__What needs to be done__
Tally the lines of the listing that contain the word "Year", then give the total and nothing else.
══ Task data ══
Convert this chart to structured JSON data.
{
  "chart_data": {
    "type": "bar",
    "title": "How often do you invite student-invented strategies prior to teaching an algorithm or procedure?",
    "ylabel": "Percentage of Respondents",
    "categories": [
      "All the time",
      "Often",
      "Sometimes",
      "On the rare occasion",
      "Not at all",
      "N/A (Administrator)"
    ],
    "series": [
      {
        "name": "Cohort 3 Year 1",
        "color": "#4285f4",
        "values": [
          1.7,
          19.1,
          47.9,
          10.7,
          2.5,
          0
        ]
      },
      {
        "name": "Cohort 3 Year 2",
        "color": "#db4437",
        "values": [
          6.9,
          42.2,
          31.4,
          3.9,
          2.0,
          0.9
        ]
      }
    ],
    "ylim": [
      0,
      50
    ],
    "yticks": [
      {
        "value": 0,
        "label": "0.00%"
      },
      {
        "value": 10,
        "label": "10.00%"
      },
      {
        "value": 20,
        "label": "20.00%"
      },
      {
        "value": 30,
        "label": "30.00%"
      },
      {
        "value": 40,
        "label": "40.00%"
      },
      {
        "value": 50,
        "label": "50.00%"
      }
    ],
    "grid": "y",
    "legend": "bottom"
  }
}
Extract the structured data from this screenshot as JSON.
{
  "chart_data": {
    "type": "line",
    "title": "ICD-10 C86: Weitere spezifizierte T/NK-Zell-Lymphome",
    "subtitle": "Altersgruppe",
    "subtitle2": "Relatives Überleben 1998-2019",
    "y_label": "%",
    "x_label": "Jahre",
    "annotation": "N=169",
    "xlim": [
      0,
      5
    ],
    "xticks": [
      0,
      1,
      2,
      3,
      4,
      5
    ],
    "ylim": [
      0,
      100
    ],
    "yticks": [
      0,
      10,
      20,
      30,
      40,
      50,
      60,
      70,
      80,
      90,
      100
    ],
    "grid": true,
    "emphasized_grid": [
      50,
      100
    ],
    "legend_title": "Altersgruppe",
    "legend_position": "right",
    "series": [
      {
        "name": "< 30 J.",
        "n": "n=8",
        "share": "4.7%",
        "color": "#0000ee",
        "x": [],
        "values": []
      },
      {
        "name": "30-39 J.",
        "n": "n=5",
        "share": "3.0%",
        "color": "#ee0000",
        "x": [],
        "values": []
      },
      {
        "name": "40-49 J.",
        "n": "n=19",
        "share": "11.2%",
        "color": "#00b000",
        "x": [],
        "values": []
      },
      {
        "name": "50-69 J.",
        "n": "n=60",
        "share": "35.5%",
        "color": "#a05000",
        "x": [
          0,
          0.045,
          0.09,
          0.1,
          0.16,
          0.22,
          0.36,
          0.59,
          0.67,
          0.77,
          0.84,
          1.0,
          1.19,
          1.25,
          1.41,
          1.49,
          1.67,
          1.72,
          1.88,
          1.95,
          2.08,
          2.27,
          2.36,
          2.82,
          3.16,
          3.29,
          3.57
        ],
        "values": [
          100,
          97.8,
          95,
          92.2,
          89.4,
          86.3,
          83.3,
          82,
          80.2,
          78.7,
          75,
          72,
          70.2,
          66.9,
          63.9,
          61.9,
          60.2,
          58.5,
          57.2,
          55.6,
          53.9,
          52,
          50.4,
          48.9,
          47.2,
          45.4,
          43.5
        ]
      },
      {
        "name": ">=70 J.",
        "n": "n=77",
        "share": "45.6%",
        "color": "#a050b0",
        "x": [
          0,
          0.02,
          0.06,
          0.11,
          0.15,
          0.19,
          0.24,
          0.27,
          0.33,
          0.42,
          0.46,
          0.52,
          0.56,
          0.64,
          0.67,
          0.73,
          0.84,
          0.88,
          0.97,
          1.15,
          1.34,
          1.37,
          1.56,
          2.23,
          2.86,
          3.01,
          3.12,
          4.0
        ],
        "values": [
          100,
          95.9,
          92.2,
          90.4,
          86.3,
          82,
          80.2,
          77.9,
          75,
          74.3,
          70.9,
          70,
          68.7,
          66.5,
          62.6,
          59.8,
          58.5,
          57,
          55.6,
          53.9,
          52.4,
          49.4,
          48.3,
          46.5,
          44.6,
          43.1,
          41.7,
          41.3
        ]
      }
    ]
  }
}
═══
__Reply to the task__
2